[Excerpts from a figure dataset]
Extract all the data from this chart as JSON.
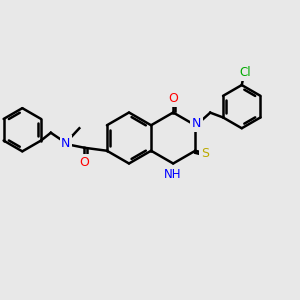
{
  "bg_color": "#e8e8e8",
  "bond_color": "#000000",
  "bond_width": 1.8,
  "atom_colors": {
    "O": "#ff0000",
    "N": "#0000ff",
    "S": "#bbaa00",
    "Cl": "#00aa00",
    "C": "#000000",
    "H": "#000000"
  },
  "figsize": [
    3.0,
    3.0
  ],
  "dpi": 100,
  "xlim": [
    0,
    10
  ],
  "ylim": [
    0,
    10
  ]
}
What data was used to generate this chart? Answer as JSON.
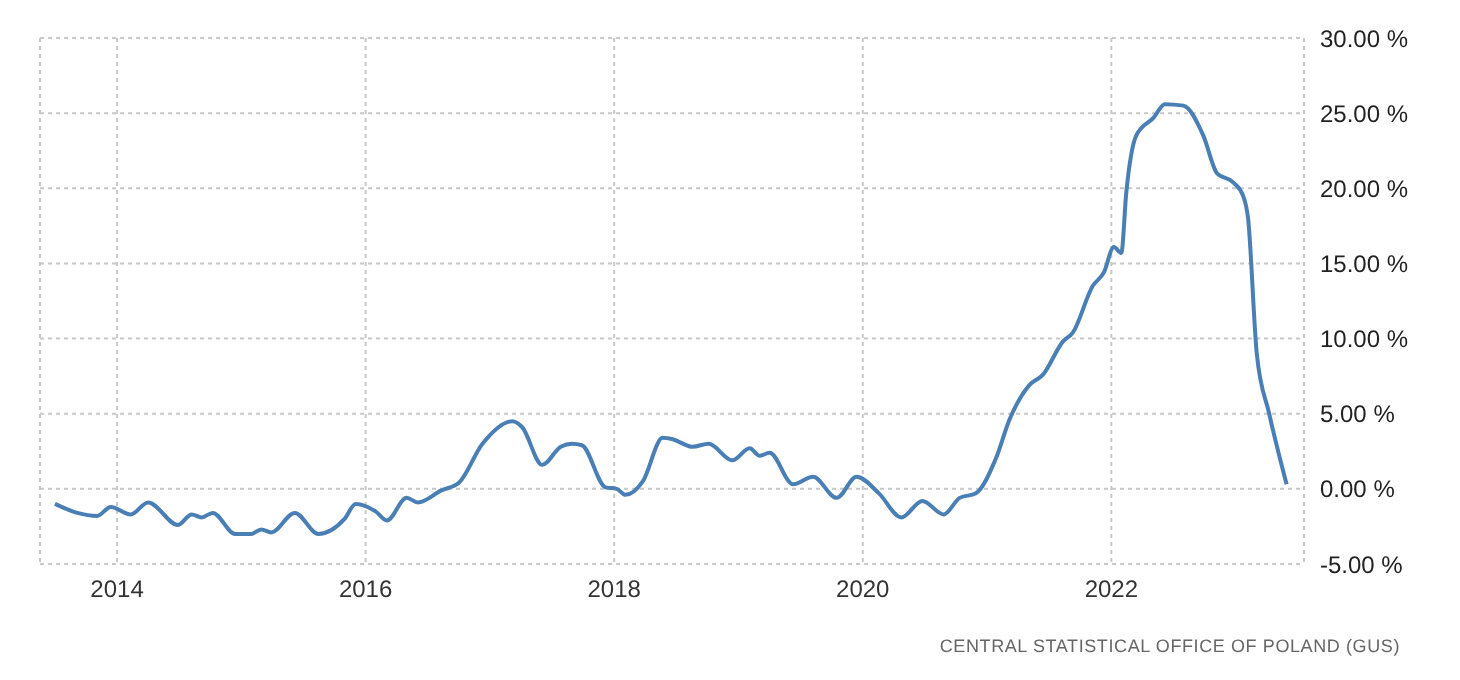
{
  "chart_data": {
    "type": "line",
    "x": [
      2013.5,
      2013.68,
      2013.84,
      2013.95,
      2014.11,
      2014.25,
      2014.49,
      2014.6,
      2014.68,
      2014.77,
      2014.95,
      2015.08,
      2015.16,
      2015.24,
      2015.43,
      2015.62,
      2015.83,
      2015.92,
      2016.08,
      2016.17,
      2016.33,
      2016.42,
      2016.61,
      2016.75,
      2016.94,
      2017.18,
      2017.26,
      2017.42,
      2017.57,
      2017.66,
      2017.74,
      2017.93,
      2018.02,
      2018.09,
      2018.23,
      2018.39,
      2018.47,
      2018.63,
      2018.76,
      2018.95,
      2019.09,
      2019.17,
      2019.25,
      2019.44,
      2019.6,
      2019.79,
      2019.95,
      2020.13,
      2020.31,
      2020.48,
      2020.65,
      2020.78,
      2020.91,
      2021.07,
      2021.18,
      2021.34,
      2021.45,
      2021.61,
      2021.69,
      2021.85,
      2021.94,
      2022.02,
      2022.08,
      2022.12,
      2022.2,
      2022.34,
      2022.43,
      2022.58,
      2022.74,
      2022.85,
      2022.98,
      2023.06,
      2023.1,
      2023.17,
      2023.27,
      2023.41
    ],
    "series": [
      {
        "color": "#4a7fb5",
        "values": [
          -1.0,
          -1.6,
          -1.8,
          -1.2,
          -1.7,
          -0.9,
          -2.4,
          -1.7,
          -1.9,
          -1.6,
          -3.0,
          -3.0,
          -2.7,
          -2.9,
          -1.6,
          -3.0,
          -2.0,
          -1.0,
          -1.5,
          -2.1,
          -0.6,
          -0.9,
          -0.1,
          0.4,
          3.0,
          4.5,
          4.1,
          1.6,
          2.8,
          3.0,
          2.9,
          0.1,
          0.0,
          -0.4,
          0.5,
          3.4,
          3.3,
          2.8,
          3.0,
          1.9,
          2.7,
          2.2,
          2.4,
          0.3,
          0.8,
          -0.6,
          0.8,
          -0.3,
          -1.9,
          -0.8,
          -1.7,
          -0.6,
          -0.3,
          2.0,
          4.6,
          6.9,
          7.6,
          9.8,
          10.4,
          13.5,
          14.4,
          16.1,
          15.7,
          19.7,
          23.5,
          24.7,
          25.6,
          25.5,
          23.5,
          21.0,
          20.4,
          19.5,
          18.0,
          9.0,
          5.0,
          0.3
        ]
      }
    ],
    "xlim": [
      2013.38,
      2023.55
    ],
    "xticks": [
      2014,
      2016,
      2018,
      2020,
      2022
    ],
    "ylim": [
      -5,
      30
    ],
    "yticks": [
      {
        "value": -5,
        "label": "-5.00 %"
      },
      {
        "value": 0,
        "label": "0.00 %"
      },
      {
        "value": 5,
        "label": "5.00 %"
      },
      {
        "value": 10,
        "label": "10.00 %"
      },
      {
        "value": 15,
        "label": "15.00 %"
      },
      {
        "value": 20,
        "label": "20.00 %"
      },
      {
        "value": 25,
        "label": "25.00 %"
      },
      {
        "value": 30,
        "label": "30.00 %"
      }
    ],
    "grid": true,
    "line_style": "solid",
    "marker": "none",
    "annotations": [
      "CENTRAL STATISTICAL OFFICE OF POLAND (GUS)"
    ]
  }
}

* Aim:
Report the number of lines above containing the word "label", with no other text.

* Output:
8